-- ENTRIES PROVIDED --
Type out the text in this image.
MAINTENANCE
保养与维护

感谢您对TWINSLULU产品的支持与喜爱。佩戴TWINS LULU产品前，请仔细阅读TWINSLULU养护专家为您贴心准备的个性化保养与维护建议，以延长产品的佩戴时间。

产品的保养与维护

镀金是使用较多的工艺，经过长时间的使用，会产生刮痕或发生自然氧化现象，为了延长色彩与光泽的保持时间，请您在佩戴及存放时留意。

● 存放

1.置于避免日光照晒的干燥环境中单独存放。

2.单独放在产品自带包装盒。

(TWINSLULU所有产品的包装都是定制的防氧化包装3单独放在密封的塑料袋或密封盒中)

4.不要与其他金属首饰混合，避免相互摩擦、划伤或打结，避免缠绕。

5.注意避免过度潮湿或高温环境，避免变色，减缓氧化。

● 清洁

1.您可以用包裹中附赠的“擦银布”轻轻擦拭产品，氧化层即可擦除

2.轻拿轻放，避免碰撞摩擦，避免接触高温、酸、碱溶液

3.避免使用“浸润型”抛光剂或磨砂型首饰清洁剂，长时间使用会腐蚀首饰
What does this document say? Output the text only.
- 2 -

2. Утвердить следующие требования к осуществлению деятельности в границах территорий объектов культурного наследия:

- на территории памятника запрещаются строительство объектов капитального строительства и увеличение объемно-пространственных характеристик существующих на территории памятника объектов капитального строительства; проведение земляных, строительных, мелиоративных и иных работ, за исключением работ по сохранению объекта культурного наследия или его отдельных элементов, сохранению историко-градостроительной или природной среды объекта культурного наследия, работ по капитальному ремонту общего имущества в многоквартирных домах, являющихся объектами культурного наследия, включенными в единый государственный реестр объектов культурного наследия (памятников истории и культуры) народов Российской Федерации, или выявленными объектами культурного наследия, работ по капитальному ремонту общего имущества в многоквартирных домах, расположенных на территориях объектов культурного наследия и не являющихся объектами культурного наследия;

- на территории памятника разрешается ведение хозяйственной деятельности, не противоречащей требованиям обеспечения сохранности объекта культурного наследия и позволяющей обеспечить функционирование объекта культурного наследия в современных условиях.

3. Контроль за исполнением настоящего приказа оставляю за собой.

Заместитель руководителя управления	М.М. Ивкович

-- WHAT TO DO --
For the material, find the number of lines holding the word "деятельности" and give that figure and nothing more.

-- RESPONSE TO THIS TASK --
2